-- START OF Records for the exercise --
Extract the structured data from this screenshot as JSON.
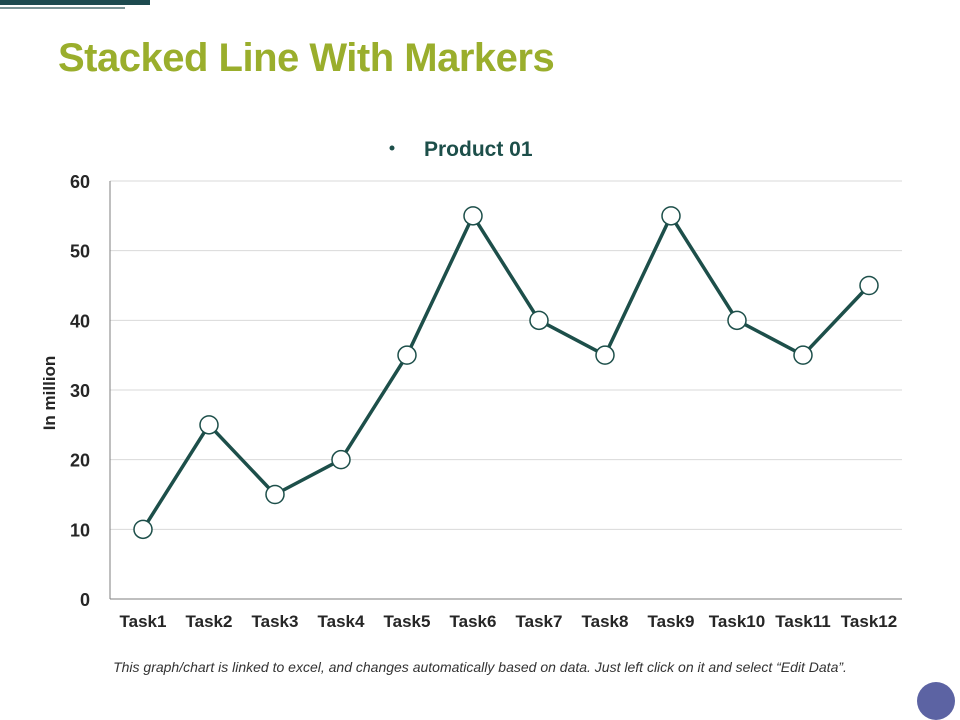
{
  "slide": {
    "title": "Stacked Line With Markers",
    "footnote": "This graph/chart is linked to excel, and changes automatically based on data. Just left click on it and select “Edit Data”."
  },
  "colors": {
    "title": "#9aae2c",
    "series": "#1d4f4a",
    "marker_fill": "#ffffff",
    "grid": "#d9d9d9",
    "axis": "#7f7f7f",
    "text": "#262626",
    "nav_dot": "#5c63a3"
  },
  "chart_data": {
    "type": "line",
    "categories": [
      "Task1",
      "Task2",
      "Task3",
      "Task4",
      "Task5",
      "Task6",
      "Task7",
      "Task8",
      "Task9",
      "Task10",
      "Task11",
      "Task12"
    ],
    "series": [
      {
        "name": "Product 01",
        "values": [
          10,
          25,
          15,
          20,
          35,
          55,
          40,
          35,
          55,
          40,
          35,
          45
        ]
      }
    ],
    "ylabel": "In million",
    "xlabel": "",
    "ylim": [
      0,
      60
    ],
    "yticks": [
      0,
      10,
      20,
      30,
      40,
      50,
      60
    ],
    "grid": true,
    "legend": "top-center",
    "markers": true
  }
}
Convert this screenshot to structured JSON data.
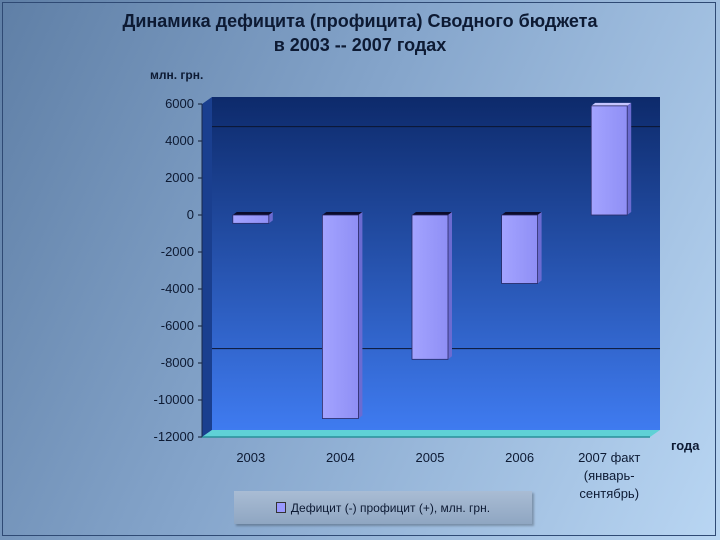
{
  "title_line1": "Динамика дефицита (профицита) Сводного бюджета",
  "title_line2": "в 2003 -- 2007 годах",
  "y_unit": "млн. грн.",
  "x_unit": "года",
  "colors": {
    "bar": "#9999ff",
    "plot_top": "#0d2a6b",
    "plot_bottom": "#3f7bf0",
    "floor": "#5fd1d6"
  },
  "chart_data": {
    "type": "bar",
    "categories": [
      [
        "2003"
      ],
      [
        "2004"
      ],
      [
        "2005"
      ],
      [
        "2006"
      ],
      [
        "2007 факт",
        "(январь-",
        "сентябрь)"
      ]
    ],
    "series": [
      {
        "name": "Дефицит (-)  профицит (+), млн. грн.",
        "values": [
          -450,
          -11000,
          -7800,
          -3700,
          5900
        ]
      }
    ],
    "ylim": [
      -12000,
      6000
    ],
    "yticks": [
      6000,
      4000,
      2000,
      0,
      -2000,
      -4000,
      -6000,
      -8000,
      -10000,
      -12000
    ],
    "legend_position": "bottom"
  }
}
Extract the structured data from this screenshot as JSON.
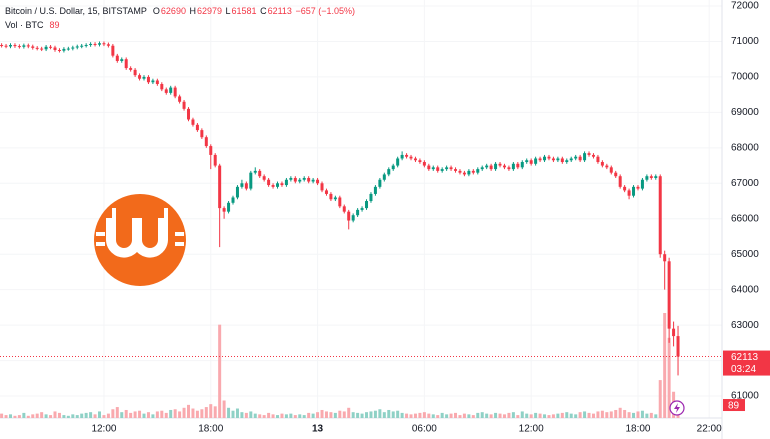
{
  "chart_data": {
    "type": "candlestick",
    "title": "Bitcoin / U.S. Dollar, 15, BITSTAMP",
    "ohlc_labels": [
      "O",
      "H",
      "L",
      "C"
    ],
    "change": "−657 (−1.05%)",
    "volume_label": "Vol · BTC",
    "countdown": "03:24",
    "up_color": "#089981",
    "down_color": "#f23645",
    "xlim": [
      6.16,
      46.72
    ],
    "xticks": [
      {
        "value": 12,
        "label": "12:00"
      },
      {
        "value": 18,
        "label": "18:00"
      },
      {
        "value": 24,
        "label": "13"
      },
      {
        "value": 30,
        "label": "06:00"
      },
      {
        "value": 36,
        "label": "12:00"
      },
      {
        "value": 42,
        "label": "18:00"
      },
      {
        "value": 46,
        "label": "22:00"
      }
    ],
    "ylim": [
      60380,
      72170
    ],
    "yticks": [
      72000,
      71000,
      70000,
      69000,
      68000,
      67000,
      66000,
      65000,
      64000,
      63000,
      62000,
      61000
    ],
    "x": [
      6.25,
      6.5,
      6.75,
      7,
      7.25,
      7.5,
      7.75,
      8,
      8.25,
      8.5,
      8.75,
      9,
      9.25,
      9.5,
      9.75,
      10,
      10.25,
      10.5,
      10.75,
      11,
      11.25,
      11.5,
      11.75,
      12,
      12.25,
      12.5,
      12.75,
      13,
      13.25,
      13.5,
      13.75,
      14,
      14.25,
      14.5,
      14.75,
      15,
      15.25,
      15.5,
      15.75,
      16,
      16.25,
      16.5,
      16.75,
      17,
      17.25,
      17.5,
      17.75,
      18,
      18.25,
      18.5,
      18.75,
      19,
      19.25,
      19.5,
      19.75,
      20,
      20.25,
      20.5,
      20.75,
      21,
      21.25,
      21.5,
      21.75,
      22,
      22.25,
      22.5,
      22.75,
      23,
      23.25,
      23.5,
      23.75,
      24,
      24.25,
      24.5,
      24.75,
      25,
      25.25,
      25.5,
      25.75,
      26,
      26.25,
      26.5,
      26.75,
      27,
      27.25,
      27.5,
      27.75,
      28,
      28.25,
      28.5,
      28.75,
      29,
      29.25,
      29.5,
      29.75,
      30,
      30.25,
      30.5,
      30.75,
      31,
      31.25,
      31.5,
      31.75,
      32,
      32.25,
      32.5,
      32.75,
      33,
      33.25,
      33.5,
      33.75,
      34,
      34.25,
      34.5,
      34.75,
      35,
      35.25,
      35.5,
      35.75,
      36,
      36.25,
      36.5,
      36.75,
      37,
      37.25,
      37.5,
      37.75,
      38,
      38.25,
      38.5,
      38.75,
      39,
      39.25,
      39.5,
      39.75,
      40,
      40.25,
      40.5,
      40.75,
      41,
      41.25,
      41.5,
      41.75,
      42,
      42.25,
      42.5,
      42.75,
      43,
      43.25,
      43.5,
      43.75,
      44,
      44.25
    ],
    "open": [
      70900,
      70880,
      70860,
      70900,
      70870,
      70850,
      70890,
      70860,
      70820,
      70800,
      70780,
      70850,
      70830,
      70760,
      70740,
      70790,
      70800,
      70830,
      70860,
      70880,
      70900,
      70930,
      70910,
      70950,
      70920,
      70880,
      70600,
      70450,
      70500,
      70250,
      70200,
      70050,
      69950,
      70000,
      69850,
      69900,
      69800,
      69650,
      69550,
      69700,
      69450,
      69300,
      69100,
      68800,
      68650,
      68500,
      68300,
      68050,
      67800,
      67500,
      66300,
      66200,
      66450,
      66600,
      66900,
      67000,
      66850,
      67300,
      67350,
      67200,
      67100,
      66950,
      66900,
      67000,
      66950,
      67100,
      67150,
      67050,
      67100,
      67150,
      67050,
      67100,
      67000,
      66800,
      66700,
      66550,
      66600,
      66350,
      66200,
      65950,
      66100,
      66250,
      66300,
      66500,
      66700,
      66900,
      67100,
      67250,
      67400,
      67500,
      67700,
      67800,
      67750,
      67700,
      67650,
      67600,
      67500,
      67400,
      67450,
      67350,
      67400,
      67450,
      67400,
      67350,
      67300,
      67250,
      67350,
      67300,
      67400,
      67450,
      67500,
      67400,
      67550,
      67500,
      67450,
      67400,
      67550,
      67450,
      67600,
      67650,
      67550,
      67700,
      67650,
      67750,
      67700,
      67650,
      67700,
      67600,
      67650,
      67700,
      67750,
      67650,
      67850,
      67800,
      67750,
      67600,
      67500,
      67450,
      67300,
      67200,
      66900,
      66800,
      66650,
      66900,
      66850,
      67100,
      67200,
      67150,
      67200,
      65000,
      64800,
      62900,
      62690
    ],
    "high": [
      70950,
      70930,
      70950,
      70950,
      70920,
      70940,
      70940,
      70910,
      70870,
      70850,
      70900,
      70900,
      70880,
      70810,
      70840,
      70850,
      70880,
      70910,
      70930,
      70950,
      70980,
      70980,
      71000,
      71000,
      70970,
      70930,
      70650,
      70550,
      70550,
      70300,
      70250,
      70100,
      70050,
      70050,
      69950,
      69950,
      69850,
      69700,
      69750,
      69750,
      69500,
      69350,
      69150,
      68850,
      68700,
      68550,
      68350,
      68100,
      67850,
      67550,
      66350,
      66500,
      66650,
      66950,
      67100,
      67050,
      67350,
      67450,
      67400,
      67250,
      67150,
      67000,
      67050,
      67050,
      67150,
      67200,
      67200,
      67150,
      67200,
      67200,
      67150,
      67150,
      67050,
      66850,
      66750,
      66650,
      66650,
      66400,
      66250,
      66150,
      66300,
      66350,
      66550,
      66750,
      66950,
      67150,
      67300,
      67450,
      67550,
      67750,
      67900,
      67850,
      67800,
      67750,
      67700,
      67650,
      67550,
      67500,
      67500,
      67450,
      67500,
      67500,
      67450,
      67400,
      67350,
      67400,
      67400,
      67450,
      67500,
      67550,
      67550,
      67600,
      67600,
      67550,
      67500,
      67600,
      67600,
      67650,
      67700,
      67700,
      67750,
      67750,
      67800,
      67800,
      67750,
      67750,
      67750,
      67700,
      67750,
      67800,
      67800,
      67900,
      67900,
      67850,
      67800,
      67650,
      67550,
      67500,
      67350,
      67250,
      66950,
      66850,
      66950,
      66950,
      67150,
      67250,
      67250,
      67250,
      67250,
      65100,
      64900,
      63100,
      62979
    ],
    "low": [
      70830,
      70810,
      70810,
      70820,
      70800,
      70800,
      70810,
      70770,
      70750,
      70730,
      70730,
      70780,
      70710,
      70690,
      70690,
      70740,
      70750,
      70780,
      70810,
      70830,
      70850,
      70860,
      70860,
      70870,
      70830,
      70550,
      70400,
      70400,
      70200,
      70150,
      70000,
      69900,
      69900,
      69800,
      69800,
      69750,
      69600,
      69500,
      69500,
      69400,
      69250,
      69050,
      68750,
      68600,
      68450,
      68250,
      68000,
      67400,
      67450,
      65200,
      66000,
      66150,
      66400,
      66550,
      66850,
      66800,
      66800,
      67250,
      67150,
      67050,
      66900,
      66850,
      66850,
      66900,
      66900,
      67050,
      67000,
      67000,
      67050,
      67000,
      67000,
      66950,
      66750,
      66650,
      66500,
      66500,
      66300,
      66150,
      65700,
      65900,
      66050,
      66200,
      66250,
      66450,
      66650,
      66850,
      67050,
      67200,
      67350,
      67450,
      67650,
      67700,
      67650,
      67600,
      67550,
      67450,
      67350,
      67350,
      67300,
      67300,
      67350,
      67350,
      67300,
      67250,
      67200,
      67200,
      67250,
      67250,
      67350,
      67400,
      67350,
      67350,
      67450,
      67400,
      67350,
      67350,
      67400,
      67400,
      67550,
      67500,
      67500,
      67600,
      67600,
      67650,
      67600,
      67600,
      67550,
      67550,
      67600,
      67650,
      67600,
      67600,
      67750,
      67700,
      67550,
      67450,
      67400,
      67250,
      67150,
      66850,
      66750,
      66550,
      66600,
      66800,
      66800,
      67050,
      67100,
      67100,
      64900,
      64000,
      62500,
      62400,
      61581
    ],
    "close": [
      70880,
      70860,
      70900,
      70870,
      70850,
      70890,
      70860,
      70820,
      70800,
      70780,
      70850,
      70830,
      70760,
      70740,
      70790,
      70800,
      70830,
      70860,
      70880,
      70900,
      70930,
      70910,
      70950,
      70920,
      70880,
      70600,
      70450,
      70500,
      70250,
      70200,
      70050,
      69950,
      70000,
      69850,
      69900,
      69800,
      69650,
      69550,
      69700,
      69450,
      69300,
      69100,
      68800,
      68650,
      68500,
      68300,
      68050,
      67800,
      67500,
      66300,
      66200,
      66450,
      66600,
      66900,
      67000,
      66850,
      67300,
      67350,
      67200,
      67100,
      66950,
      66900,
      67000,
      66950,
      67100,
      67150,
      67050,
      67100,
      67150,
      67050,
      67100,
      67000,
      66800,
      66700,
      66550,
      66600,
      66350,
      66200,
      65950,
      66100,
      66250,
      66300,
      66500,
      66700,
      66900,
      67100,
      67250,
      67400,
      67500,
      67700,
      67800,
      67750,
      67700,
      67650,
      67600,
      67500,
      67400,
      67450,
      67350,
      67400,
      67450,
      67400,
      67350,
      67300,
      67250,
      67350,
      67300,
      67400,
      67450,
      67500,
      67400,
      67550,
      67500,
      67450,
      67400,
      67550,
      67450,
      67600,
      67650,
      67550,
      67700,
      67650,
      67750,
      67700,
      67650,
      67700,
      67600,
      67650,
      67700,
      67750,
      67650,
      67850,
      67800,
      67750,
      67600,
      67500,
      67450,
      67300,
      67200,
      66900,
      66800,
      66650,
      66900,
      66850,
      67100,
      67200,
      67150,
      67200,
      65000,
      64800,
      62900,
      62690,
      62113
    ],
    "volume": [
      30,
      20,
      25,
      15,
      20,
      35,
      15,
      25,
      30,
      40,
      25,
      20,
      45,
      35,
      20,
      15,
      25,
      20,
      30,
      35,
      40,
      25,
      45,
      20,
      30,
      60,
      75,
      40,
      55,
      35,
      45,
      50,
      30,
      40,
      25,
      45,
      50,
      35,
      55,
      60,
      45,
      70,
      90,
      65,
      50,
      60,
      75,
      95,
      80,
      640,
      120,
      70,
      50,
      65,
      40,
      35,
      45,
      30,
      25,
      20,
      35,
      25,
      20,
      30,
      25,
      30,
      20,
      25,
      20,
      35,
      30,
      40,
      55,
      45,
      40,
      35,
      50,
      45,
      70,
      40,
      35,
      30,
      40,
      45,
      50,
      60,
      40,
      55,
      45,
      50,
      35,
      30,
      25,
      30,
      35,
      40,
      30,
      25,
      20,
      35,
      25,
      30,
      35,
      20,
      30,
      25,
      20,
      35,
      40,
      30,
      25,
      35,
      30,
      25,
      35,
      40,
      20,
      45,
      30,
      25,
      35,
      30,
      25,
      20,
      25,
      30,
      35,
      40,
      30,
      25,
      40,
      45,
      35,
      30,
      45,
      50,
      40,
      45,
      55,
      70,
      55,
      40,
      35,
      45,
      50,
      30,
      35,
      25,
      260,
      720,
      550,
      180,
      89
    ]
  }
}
-- END OF Records for the exercise --
▶ [What you need to do] Pick out the lines above that hold the string "type" and show them.

▶ [Task response]
    "type": "line",
    "type": "bar",
    "type": "candlestick",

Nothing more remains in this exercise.